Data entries
━━━━━━━━

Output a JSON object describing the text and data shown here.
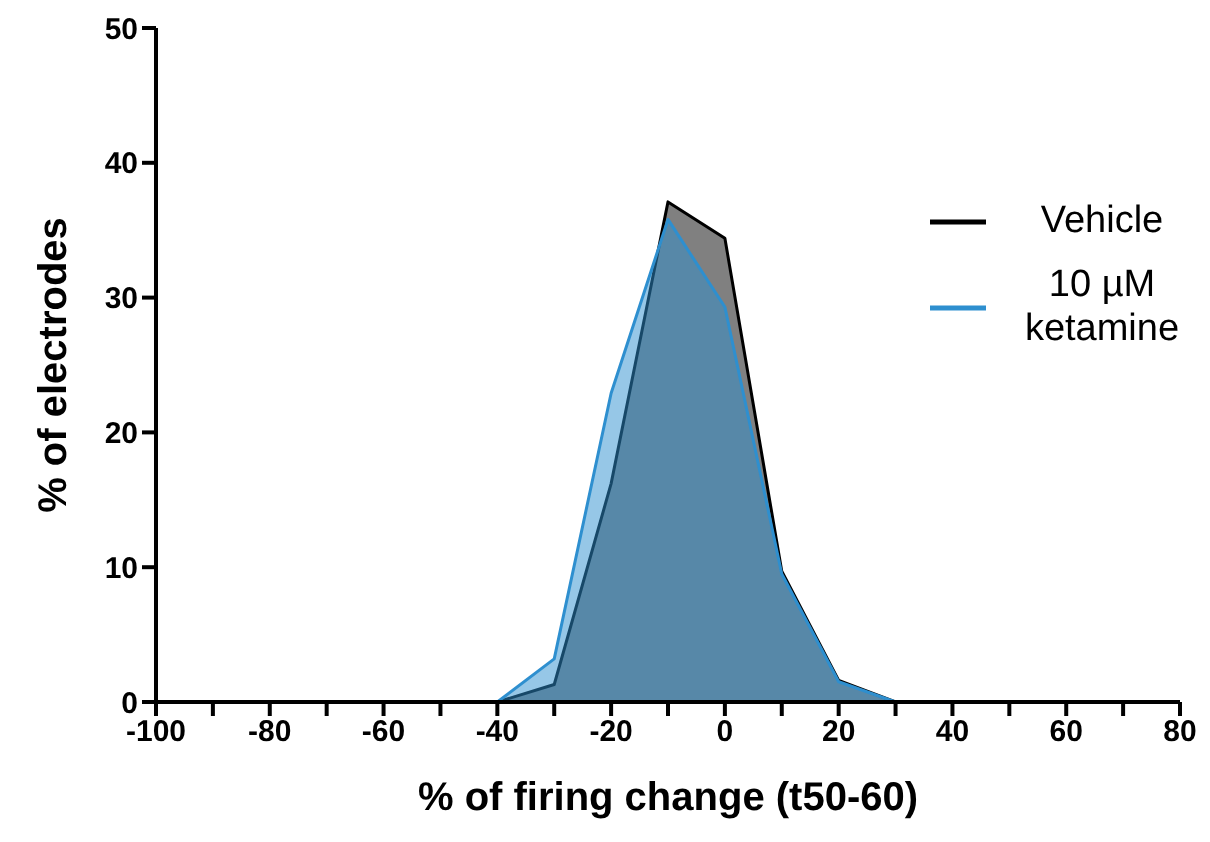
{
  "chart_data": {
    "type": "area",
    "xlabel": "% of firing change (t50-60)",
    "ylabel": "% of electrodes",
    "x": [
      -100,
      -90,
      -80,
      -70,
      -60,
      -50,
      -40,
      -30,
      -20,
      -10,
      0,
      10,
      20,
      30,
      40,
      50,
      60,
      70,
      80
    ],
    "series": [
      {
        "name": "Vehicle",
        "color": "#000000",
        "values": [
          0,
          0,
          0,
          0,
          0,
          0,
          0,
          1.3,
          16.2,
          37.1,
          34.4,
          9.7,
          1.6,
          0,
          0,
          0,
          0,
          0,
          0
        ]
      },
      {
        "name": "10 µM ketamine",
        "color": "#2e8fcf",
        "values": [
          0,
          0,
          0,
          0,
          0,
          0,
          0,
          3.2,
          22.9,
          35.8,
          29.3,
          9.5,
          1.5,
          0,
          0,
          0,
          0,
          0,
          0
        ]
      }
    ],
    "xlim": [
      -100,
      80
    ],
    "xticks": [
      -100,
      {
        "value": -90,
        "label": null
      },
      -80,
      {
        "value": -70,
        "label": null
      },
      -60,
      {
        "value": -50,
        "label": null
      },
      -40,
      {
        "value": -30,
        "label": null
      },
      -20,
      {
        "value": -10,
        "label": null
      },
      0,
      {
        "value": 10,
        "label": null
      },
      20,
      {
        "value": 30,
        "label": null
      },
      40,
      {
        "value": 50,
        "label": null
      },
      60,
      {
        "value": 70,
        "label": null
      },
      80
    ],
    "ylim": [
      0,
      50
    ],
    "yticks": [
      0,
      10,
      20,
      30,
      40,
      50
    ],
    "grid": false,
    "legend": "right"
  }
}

━━━━━━━━

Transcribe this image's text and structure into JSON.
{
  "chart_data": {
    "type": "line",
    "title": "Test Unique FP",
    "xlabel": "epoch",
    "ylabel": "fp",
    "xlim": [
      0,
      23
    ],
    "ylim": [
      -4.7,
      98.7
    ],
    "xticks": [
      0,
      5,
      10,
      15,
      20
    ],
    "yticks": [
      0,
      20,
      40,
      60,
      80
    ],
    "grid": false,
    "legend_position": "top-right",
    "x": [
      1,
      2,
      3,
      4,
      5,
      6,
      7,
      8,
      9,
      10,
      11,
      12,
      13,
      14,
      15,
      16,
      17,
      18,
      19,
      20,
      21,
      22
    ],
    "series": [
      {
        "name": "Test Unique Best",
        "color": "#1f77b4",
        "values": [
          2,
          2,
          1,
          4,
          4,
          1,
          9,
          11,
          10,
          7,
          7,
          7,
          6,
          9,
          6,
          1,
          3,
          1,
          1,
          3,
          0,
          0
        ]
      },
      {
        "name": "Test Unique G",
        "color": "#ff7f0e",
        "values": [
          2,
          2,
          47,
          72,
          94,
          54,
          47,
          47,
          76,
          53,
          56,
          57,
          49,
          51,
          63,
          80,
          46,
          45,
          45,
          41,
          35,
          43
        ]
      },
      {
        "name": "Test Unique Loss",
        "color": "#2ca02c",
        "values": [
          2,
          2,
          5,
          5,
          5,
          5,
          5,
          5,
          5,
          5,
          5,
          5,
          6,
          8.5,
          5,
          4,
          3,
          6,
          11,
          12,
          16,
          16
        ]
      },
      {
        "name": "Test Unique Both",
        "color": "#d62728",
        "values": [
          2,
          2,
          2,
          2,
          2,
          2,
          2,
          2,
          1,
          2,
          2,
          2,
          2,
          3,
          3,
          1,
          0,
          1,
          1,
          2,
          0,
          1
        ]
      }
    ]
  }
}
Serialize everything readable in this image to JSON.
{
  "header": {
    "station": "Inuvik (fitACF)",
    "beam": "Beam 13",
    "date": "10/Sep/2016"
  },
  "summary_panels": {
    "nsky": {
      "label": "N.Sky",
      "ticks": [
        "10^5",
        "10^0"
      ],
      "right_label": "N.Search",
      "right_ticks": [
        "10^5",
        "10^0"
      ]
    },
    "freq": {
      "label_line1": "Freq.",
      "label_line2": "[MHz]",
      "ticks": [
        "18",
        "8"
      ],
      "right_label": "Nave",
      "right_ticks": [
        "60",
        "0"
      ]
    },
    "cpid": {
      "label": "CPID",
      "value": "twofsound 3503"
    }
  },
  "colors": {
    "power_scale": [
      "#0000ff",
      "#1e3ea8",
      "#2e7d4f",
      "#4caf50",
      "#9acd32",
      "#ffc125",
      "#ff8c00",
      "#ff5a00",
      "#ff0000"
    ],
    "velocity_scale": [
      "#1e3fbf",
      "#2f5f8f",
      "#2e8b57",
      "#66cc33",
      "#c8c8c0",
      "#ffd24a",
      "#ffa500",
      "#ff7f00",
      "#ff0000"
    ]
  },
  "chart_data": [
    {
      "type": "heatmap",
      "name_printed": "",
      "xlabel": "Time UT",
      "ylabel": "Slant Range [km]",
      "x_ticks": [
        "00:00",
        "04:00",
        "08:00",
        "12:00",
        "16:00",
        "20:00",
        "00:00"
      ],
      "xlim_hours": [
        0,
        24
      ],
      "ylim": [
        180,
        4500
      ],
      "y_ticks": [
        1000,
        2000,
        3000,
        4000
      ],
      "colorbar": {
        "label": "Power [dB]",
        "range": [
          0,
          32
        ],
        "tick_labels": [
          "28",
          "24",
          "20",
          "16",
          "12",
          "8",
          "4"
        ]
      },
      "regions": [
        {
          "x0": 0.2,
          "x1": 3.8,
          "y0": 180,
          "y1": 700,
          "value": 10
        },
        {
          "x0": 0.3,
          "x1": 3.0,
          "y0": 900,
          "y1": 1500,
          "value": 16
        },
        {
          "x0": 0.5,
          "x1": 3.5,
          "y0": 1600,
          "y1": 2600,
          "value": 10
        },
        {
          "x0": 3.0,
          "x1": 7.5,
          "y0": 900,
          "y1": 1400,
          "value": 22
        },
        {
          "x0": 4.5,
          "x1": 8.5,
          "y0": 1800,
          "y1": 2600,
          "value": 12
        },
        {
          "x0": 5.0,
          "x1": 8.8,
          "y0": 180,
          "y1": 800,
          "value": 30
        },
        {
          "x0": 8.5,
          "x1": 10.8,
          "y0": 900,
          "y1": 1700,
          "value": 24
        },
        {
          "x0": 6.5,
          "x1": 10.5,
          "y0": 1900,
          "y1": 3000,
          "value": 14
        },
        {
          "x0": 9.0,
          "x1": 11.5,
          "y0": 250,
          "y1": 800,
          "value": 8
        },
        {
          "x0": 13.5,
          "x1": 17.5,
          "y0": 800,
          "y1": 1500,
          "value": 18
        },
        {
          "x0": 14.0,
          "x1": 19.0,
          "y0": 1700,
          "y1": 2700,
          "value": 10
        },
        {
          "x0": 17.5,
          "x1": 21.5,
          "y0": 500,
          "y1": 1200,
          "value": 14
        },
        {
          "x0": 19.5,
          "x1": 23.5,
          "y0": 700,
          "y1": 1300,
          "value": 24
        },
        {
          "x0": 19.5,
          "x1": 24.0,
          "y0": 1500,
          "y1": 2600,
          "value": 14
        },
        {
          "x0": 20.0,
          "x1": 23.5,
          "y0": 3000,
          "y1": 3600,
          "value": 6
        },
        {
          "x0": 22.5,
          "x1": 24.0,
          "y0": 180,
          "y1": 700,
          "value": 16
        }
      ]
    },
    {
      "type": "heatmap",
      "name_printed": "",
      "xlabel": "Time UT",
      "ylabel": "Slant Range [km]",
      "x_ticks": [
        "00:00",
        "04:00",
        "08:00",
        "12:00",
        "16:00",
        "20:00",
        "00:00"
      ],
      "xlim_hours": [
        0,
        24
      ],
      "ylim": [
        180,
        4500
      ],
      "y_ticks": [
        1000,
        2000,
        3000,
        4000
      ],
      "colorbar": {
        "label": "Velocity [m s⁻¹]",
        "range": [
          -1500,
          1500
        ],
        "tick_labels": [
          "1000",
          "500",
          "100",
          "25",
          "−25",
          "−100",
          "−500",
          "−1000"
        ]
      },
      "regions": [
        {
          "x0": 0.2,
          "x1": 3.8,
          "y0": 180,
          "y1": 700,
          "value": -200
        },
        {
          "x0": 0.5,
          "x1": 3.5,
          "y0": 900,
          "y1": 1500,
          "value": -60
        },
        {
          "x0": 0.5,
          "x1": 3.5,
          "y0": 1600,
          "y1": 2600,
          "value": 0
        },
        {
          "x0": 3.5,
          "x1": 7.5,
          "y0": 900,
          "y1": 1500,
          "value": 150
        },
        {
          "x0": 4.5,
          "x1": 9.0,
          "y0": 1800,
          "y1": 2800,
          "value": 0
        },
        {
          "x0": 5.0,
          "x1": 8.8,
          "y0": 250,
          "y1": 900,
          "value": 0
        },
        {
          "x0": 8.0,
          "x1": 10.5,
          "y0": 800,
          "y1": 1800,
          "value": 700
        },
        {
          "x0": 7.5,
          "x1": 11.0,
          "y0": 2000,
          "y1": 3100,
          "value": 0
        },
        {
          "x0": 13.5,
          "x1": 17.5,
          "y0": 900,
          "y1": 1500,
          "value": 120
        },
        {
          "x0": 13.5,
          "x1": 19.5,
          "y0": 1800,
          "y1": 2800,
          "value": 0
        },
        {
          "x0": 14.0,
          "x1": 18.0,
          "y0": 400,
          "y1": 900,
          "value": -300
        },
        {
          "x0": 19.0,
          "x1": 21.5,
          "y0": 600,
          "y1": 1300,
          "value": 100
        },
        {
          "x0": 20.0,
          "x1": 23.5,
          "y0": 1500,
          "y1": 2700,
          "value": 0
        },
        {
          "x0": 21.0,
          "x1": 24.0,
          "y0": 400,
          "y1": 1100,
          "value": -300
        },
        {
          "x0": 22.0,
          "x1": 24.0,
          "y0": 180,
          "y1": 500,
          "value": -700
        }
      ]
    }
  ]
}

━━━━━━━━

**Exercise objective:** Scan the material above for the word "text". Copy each line where it occurs.

**Solution:**
Output a JSON object describing the text and data shown here.
Transcribe this image's text and structure into JSON.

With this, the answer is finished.